====== ROWS

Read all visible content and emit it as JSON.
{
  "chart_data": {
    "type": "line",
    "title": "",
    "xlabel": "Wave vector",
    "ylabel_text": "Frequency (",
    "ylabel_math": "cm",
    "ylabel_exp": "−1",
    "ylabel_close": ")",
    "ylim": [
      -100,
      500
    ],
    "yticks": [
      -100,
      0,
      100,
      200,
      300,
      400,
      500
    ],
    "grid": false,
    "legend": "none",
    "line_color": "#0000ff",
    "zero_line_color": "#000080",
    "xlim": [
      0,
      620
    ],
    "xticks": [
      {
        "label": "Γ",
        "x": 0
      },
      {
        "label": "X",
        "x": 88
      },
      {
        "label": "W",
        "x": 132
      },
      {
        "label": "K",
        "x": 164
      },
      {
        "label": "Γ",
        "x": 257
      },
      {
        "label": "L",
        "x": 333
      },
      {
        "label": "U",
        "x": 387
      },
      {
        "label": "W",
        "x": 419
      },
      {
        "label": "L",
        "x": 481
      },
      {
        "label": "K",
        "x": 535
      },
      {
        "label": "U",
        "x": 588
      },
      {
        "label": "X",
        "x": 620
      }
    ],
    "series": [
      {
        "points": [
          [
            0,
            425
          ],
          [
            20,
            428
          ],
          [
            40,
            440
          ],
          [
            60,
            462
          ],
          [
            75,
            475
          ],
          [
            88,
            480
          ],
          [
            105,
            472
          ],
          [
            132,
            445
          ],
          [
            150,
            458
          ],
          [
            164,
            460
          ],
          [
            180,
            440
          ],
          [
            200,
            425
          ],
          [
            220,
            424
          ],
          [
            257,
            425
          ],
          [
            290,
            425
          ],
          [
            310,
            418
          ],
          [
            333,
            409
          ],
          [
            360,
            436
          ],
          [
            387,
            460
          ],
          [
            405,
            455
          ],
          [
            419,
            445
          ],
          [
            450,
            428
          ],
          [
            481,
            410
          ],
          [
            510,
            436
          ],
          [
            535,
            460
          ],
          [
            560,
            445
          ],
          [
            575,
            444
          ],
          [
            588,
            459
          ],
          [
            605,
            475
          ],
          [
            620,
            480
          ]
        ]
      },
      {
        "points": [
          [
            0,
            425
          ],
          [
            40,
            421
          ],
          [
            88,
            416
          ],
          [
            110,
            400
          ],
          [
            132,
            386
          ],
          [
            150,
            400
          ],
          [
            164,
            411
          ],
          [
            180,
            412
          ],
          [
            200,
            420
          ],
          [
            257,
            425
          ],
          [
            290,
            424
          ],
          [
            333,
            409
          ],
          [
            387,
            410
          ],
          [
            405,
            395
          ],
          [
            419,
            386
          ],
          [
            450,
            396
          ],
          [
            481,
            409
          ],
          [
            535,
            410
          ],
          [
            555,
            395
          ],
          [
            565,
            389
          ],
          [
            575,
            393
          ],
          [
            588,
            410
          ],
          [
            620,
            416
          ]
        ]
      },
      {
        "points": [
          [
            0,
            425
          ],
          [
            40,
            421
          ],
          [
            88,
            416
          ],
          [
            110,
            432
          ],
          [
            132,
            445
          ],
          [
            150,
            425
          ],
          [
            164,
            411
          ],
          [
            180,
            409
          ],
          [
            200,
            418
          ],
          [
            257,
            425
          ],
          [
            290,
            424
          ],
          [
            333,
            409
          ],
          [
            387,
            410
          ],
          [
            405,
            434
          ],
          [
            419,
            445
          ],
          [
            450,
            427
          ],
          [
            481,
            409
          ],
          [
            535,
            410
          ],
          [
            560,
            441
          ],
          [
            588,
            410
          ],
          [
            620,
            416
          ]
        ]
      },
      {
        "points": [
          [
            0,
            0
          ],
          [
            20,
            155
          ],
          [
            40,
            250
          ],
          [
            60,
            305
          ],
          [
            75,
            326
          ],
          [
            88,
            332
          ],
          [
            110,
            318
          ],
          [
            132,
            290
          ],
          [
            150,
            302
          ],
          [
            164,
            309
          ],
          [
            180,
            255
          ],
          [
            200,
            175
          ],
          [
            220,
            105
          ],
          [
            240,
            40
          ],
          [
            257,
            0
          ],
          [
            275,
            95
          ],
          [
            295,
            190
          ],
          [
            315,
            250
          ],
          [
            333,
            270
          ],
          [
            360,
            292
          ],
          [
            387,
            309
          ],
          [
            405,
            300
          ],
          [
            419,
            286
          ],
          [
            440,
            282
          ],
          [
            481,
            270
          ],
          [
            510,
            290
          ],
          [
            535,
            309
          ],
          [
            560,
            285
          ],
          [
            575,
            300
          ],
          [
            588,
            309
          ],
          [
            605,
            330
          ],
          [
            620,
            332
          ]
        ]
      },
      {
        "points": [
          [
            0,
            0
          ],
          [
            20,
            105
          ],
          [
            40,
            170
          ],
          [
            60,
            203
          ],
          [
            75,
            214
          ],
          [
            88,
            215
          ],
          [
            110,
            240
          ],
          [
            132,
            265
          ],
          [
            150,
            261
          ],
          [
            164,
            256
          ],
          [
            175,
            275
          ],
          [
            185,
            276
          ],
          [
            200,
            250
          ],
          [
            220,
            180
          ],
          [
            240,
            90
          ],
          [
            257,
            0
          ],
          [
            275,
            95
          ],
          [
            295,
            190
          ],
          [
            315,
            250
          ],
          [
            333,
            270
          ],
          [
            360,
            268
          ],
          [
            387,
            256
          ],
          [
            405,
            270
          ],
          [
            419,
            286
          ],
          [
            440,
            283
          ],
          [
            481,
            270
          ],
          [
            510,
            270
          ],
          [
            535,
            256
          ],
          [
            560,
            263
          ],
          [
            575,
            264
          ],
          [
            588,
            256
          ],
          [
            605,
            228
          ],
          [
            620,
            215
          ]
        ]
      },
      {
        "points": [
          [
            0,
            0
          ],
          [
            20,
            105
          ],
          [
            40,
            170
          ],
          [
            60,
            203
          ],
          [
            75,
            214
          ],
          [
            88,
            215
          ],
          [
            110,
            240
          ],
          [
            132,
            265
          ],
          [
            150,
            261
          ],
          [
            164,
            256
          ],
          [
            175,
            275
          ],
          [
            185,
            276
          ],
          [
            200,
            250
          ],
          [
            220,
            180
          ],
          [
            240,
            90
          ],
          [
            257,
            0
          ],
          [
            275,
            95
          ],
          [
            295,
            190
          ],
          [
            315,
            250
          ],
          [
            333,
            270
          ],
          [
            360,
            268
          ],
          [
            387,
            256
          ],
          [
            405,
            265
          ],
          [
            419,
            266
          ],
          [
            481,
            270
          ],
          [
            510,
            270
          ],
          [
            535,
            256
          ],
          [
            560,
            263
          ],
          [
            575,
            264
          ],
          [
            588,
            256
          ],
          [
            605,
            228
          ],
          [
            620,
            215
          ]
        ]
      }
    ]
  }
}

============

Every line above should be written out again exactly as it stands.

Read all visible content and emit it as JSON.
{
  "chart_data": {
    "type": "line",
    "title": "",
    "xlabel": "Wave vector",
    "ylabel_text": "Frequency (",
    "ylabel_math": "cm",
    "ylabel_exp": "−1",
    "ylabel_close": ")",
    "ylim": [
      -100,
      500
    ],
    "yticks": [
      -100,
      0,
      100,
      200,
      300,
      400,
      500
    ],
    "grid": false,
    "legend": "none",
    "line_color": "#0000ff",
    "zero_line_color": "#000080",
    "xlim": [
      0,
      620
    ],
    "xticks": [
      {
        "label": "Γ",
        "x": 0
      },
      {
        "label": "X",
        "x": 88
      },
      {
        "label": "W",
        "x": 132
      },
      {
        "label": "K",
        "x": 164
      },
      {
        "label": "Γ",
        "x": 257
      },
      {
        "label": "L",
        "x": 333
      },
      {
        "label": "U",
        "x": 387
      },
      {
        "label": "W",
        "x": 419
      },
      {
        "label": "L",
        "x": 481
      },
      {
        "label": "K",
        "x": 535
      },
      {
        "label": "U",
        "x": 588
      },
      {
        "label": "X",
        "x": 620
      }
    ],
    "series": [
      {
        "points": [
          [
            0,
            425
          ],
          [
            20,
            428
          ],
          [
            40,
            440
          ],
          [
            60,
            462
          ],
          [
            75,
            475
          ],
          [
            88,
            480
          ],
          [
            105,
            472
          ],
          [
            132,
            445
          ],
          [
            150,
            458
          ],
          [
            164,
            460
          ],
          [
            180,
            440
          ],
          [
            200,
            425
          ],
          [
            220,
            424
          ],
          [
            257,
            425
          ],
          [
            290,
            425
          ],
          [
            310,
            418
          ],
          [
            333,
            409
          ],
          [
            360,
            436
          ],
          [
            387,
            460
          ],
          [
            405,
            455
          ],
          [
            419,
            445
          ],
          [
            450,
            428
          ],
          [
            481,
            410
          ],
          [
            510,
            436
          ],
          [
            535,
            460
          ],
          [
            560,
            445
          ],
          [
            575,
            444
          ],
          [
            588,
            459
          ],
          [
            605,
            475
          ],
          [
            620,
            480
          ]
        ]
      },
      {
        "points": [
          [
            0,
            425
          ],
          [
            40,
            421
          ],
          [
            88,
            416
          ],
          [
            110,
            400
          ],
          [
            132,
            386
          ],
          [
            150,
            400
          ],
          [
            164,
            411
          ],
          [
            180,
            412
          ],
          [
            200,
            420
          ],
          [
            257,
            425
          ],
          [
            290,
            424
          ],
          [
            333,
            409
          ],
          [
            387,
            410
          ],
          [
            405,
            395
          ],
          [
            419,
            386
          ],
          [
            450,
            396
          ],
          [
            481,
            409
          ],
          [
            535,
            410
          ],
          [
            555,
            395
          ],
          [
            565,
            389
          ],
          [
            575,
            393
          ],
          [
            588,
            410
          ],
          [
            620,
            416
          ]
        ]
      },
      {
        "points": [
          [
            0,
            425
          ],
          [
            40,
            421
          ],
          [
            88,
            416
          ],
          [
            110,
            432
          ],
          [
            132,
            445
          ],
          [
            150,
            425
          ],
          [
            164,
            411
          ],
          [
            180,
            409
          ],
          [
            200,
            418
          ],
          [
            257,
            425
          ],
          [
            290,
            424
          ],
          [
            333,
            409
          ],
          [
            387,
            410
          ],
          [
            405,
            434
          ],
          [
            419,
            445
          ],
          [
            450,
            427
          ],
          [
            481,
            409
          ],
          [
            535,
            410
          ],
          [
            560,
            441
          ],
          [
            588,
            410
          ],
          [
            620,
            416
          ]
        ]
      },
      {
        "points": [
          [
            0,
            0
          ],
          [
            20,
            155
          ],
          [
            40,
            250
          ],
          [
            60,
            305
          ],
          [
            75,
            326
          ],
          [
            88,
            332
          ],
          [
            110,
            318
          ],
          [
            132,
            290
          ],
          [
            150,
            302
          ],
          [
            164,
            309
          ],
          [
            180,
            255
          ],
          [
            200,
            175
          ],
          [
            220,
            105
          ],
          [
            240,
            40
          ],
          [
            257,
            0
          ],
          [
            275,
            95
          ],
          [
            295,
            190
          ],
          [
            315,
            250
          ],
          [
            333,
            270
          ],
          [
            360,
            292
          ],
          [
            387,
            309
          ],
          [
            405,
            300
          ],
          [
            419,
            286
          ],
          [
            440,
            282
          ],
          [
            481,
            270
          ],
          [
            510,
            290
          ],
          [
            535,
            309
          ],
          [
            560,
            285
          ],
          [
            575,
            300
          ],
          [
            588,
            309
          ],
          [
            605,
            330
          ],
          [
            620,
            332
          ]
        ]
      },
      {
        "points": [
          [
            0,
            0
          ],
          [
            20,
            105
          ],
          [
            40,
            170
          ],
          [
            60,
            203
          ],
          [
            75,
            214
          ],
          [
            88,
            215
          ],
          [
            110,
            240
          ],
          [
            132,
            265
          ],
          [
            150,
            261
          ],
          [
            164,
            256
          ],
          [
            175,
            275
          ],
          [
            185,
            276
          ],
          [
            200,
            250
          ],
          [
            220,
            180
          ],
          [
            240,
            90
          ],
          [
            257,
            0
          ],
          [
            275,
            95
          ],
          [
            295,
            190
          ],
          [
            315,
            250
          ],
          [
            333,
            270
          ],
          [
            360,
            268
          ],
          [
            387,
            256
          ],
          [
            405,
            270
          ],
          [
            419,
            286
          ],
          [
            440,
            283
          ],
          [
            481,
            270
          ],
          [
            510,
            270
          ],
          [
            535,
            256
          ],
          [
            560,
            263
          ],
          [
            575,
            264
          ],
          [
            588,
            256
          ],
          [
            605,
            228
          ],
          [
            620,
            215
          ]
        ]
      },
      {
        "points": [
          [
            0,
            0
          ],
          [
            20,
            105
          ],
          [
            40,
            170
          ],
          [
            60,
            203
          ],
          [
            75,
            214
          ],
          [
            88,
            215
          ],
          [
            110,
            240
          ],
          [
            132,
            265
          ],
          [
            150,
            261
          ],
          [
            164,
            256
          ],
          [
            175,
            275
          ],
          [
            185,
            276
          ],
          [
            200,
            250
          ],
          [
            220,
            180
          ],
          [
            240,
            90
          ],
          [
            257,
            0
          ],
          [
            275,
            95
          ],
          [
            295,
            190
          ],
          [
            315,
            250
          ],
          [
            333,
            270
          ],
          [
            360,
            268
          ],
          [
            387,
            256
          ],
          [
            405,
            265
          ],
          [
            419,
            266
          ],
          [
            481,
            270
          ],
          [
            510,
            270
          ],
          [
            535,
            256
          ],
          [
            560,
            263
          ],
          [
            575,
            264
          ],
          [
            588,
            256
          ],
          [
            605,
            228
          ],
          [
            620,
            215
          ]
        ]
      }
    ]
  }
}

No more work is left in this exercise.